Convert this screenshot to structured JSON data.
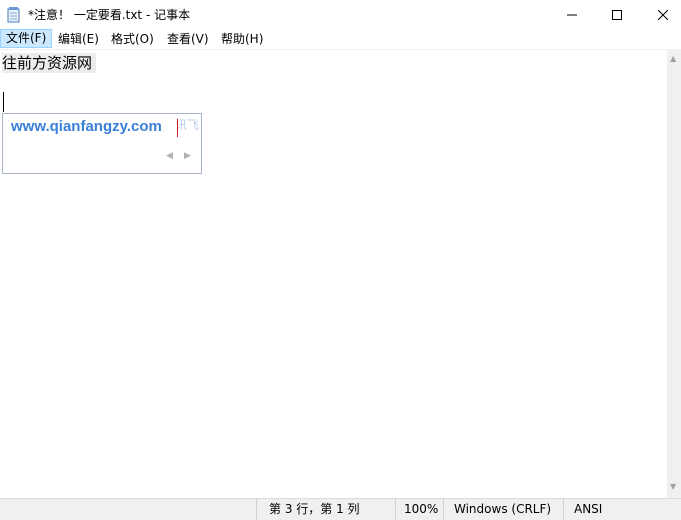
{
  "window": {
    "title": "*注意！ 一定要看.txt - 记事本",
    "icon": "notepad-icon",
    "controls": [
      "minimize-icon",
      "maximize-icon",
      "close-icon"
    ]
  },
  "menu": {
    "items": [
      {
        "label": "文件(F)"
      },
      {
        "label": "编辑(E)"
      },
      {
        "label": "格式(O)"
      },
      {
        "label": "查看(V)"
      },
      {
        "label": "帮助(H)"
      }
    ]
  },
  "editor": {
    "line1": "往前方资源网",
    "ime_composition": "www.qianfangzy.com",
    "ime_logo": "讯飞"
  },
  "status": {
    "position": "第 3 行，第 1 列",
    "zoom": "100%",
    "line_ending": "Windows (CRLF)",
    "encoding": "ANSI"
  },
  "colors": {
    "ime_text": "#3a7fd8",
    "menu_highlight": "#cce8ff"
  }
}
▬▬▬
The task
Without the pictures, reproduce every line of the records above exactly.

The response
Convert this screenshot to structured JSON data.
{
  "window": {
    "title": "*注意！ 一定要看.txt - 记事本",
    "icon": "notepad-icon",
    "controls": [
      "minimize-icon",
      "maximize-icon",
      "close-icon"
    ]
  },
  "menu": {
    "items": [
      {
        "label": "文件(F)"
      },
      {
        "label": "编辑(E)"
      },
      {
        "label": "格式(O)"
      },
      {
        "label": "查看(V)"
      },
      {
        "label": "帮助(H)"
      }
    ]
  },
  "editor": {
    "line1": "往前方资源网",
    "ime_composition": "www.qianfangzy.com",
    "ime_logo": "讯飞"
  },
  "status": {
    "position": "第 3 行，第 1 列",
    "zoom": "100%",
    "line_ending": "Windows (CRLF)",
    "encoding": "ANSI"
  },
  "colors": {
    "ime_text": "#3a7fd8",
    "menu_highlight": "#cce8ff"
  }
}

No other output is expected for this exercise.